-- Begin --
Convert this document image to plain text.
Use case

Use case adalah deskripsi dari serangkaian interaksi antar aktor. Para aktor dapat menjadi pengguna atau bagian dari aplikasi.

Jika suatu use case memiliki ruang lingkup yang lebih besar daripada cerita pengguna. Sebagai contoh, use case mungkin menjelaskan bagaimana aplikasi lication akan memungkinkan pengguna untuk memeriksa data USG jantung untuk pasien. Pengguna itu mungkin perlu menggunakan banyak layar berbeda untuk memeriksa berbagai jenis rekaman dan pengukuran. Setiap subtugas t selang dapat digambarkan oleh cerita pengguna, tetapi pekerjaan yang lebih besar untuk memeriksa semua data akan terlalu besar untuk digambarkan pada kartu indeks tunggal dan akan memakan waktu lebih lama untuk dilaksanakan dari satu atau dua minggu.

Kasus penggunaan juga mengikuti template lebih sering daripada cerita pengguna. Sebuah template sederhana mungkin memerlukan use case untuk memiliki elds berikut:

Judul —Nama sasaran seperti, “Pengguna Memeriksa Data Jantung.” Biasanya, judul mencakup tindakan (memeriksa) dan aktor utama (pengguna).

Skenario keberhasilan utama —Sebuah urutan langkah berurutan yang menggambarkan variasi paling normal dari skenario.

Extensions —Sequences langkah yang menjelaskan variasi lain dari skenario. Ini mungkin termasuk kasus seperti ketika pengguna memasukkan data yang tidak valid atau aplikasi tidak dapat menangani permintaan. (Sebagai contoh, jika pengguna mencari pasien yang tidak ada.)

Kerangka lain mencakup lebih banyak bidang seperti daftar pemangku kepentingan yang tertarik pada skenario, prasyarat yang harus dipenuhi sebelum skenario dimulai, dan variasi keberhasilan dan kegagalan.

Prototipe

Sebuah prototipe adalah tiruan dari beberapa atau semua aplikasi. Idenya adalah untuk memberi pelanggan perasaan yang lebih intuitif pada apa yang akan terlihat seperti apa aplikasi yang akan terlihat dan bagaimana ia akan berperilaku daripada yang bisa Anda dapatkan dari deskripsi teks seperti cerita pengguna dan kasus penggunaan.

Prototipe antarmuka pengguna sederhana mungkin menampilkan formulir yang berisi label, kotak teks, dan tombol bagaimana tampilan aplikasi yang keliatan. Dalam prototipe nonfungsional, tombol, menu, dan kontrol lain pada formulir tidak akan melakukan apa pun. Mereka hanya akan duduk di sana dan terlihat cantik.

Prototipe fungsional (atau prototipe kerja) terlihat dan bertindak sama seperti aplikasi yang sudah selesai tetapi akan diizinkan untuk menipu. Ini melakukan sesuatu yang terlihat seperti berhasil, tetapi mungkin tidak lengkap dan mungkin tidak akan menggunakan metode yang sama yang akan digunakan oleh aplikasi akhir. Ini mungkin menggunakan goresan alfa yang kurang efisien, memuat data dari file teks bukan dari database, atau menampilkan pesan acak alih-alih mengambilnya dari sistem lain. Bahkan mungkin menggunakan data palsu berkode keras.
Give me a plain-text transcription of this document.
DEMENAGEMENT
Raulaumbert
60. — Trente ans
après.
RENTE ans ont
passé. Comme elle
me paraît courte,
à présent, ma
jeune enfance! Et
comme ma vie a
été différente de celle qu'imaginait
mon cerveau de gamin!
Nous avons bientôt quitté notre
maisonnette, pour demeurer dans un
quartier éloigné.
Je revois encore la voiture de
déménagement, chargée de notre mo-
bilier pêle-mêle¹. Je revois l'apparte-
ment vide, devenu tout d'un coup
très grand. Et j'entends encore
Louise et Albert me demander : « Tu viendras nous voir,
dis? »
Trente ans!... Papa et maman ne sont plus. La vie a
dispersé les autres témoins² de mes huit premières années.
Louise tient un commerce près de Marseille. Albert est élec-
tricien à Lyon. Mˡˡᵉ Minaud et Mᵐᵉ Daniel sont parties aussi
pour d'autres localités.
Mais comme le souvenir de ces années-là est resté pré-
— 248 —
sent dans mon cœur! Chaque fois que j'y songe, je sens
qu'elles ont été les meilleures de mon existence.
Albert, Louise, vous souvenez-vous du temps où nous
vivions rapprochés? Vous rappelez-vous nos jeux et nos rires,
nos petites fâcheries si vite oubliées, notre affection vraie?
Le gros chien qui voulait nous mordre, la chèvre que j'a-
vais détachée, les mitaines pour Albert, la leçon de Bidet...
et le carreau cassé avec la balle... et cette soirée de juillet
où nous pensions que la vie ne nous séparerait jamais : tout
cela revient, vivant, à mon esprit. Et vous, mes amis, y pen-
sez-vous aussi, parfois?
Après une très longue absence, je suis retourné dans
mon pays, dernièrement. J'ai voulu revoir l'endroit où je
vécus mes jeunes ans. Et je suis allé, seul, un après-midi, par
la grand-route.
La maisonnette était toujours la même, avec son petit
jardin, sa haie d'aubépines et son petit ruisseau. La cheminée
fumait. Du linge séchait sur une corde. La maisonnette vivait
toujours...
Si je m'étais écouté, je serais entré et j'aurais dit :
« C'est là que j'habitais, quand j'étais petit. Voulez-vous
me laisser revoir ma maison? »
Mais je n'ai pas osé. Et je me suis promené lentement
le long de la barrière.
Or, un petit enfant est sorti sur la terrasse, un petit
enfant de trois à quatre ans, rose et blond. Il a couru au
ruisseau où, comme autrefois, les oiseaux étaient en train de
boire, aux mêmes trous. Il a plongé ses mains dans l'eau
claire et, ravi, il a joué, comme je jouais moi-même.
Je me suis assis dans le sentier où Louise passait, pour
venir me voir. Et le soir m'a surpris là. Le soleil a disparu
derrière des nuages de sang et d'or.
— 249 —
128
-- End --
__Brief__: Repeat the material from above exactly, word for word.

__Exercise output__:
Convert this document image to plain text.
Use case

Use case adalah deskripsi dari serangkaian interaksi antar aktor. Para aktor dapat menjadi pengguna atau bagian dari aplikasi.

Jika suatu use case memiliki ruang lingkup yang lebih besar daripada cerita pengguna. Sebagai contoh, use case mungkin menjelaskan bagaimana aplikasi lication akan memungkinkan pengguna untuk memeriksa data USG jantung untuk pasien. Pengguna itu mungkin perlu menggunakan banyak layar berbeda untuk memeriksa berbagai jenis rekaman dan pengukuran. Setiap subtugas t selang dapat digambarkan oleh cerita pengguna, tetapi pekerjaan yang lebih besar untuk memeriksa semua data akan terlalu besar untuk digambarkan pada kartu indeks tunggal dan akan memakan waktu lebih lama untuk dilaksanakan dari satu atau dua minggu.

Kasus penggunaan juga mengikuti template lebih sering daripada cerita pengguna. Sebuah template sederhana mungkin memerlukan use case untuk memiliki elds berikut:

Judul —Nama sasaran seperti, “Pengguna Memeriksa Data Jantung.” Biasanya, judul mencakup tindakan (memeriksa) dan aktor utama (pengguna).

Skenario keberhasilan utama —Sebuah urutan langkah berurutan yang menggambarkan variasi paling normal dari skenario.

Extensions —Sequences langkah yang menjelaskan variasi lain dari skenario. Ini mungkin termasuk kasus seperti ketika pengguna memasukkan data yang tidak valid atau aplikasi tidak dapat menangani permintaan. (Sebagai contoh, jika pengguna mencari pasien yang tidak ada.)

Kerangka lain mencakup lebih banyak bidang seperti daftar pemangku kepentingan yang tertarik pada skenario, prasyarat yang harus dipenuhi sebelum skenario dimulai, dan variasi keberhasilan dan kegagalan.

Prototipe

Sebuah prototipe adalah tiruan dari beberapa atau semua aplikasi. Idenya adalah untuk memberi pelanggan perasaan yang lebih intuitif pada apa yang akan terlihat seperti apa aplikasi yang akan terlihat dan bagaimana ia akan berperilaku daripada yang bisa Anda dapatkan dari deskripsi teks seperti cerita pengguna dan kasus penggunaan.

Prototipe antarmuka pengguna sederhana mungkin menampilkan formulir yang berisi label, kotak teks, dan tombol bagaimana tampilan aplikasi yang keliatan. Dalam prototipe nonfungsional, tombol, menu, dan kontrol lain pada formulir tidak akan melakukan apa pun. Mereka hanya akan duduk di sana dan terlihat cantik.

Prototipe fungsional (atau prototipe kerja) terlihat dan bertindak sama seperti aplikasi yang sudah selesai tetapi akan diizinkan untuk menipu. Ini melakukan sesuatu yang terlihat seperti berhasil, tetapi mungkin tidak lengkap dan mungkin tidak akan menggunakan metode yang sama yang akan digunakan oleh aplikasi akhir. Ini mungkin menggunakan goresan alfa yang kurang efisien, memuat data dari file teks bukan dari database, atau menampilkan pesan acak alih-alih mengambilnya dari sistem lain. Bahkan mungkin menggunakan data palsu berkode keras.
Give me a plain-text transcription of this document.
DEMENAGEMENT
Raulaumbert
60. — Trente ans
après.
RENTE ans ont
passé. Comme elle
me paraît courte,
à présent, ma
jeune enfance! Et
comme ma vie a
été différente de celle qu'imaginait
mon cerveau de gamin!
Nous avons bientôt quitté notre
maisonnette, pour demeurer dans un
quartier éloigné.
Je revois encore la voiture de
déménagement, chargée de notre mo-
bilier pêle-mêle¹. Je revois l'apparte-
ment vide, devenu tout d'un coup
très grand. Et j'entends encore
Louise et Albert me demander : « Tu viendras nous voir,
dis? »
Trente ans!... Papa et maman ne sont plus. La vie a
dispersé les autres témoins² de mes huit premières années.
Louise tient un commerce près de Marseille. Albert est élec-
tricien à Lyon. Mˡˡᵉ Minaud et Mᵐᵉ Daniel sont parties aussi
pour d'autres localités.
Mais comme le souvenir de ces années-là est resté pré-
— 248 —
sent dans mon cœur! Chaque fois que j'y songe, je sens
qu'elles ont été les meilleures de mon existence.
Albert, Louise, vous souvenez-vous du temps où nous
vivions rapprochés? Vous rappelez-vous nos jeux et nos rires,
nos petites fâcheries si vite oubliées, notre affection vraie?
Le gros chien qui voulait nous mordre, la chèvre que j'a-
vais détachée, les mitaines pour Albert, la leçon de Bidet...
et le carreau cassé avec la balle... et cette soirée de juillet
où nous pensions que la vie ne nous séparerait jamais : tout
cela revient, vivant, à mon esprit. Et vous, mes amis, y pen-
sez-vous aussi, parfois?
Après une très longue absence, je suis retourné dans
mon pays, dernièrement. J'ai voulu revoir l'endroit où je
vécus mes jeunes ans. Et je suis allé, seul, un après-midi, par
la grand-route.
La maisonnette était toujours la même, avec son petit
jardin, sa haie d'aubépines et son petit ruisseau. La cheminée
fumait. Du linge séchait sur une corde. La maisonnette vivait
toujours...
Si je m'étais écouté, je serais entré et j'aurais dit :
« C'est là que j'habitais, quand j'étais petit. Voulez-vous
me laisser revoir ma maison? »
Mais je n'ai pas osé. Et je me suis promené lentement
le long de la barrière.
Or, un petit enfant est sorti sur la terrasse, un petit
enfant de trois à quatre ans, rose et blond. Il a couru au
ruisseau où, comme autrefois, les oiseaux étaient en train de
boire, aux mêmes trous. Il a plongé ses mains dans l'eau
claire et, ravi, il a joué, comme je jouais moi-même.
Je me suis assis dans le sentier où Louise passait, pour
venir me voir. Et le soir m'a surpris là. Le soleil a disparu
derrière des nuages de sang et d'or.
— 249 —
128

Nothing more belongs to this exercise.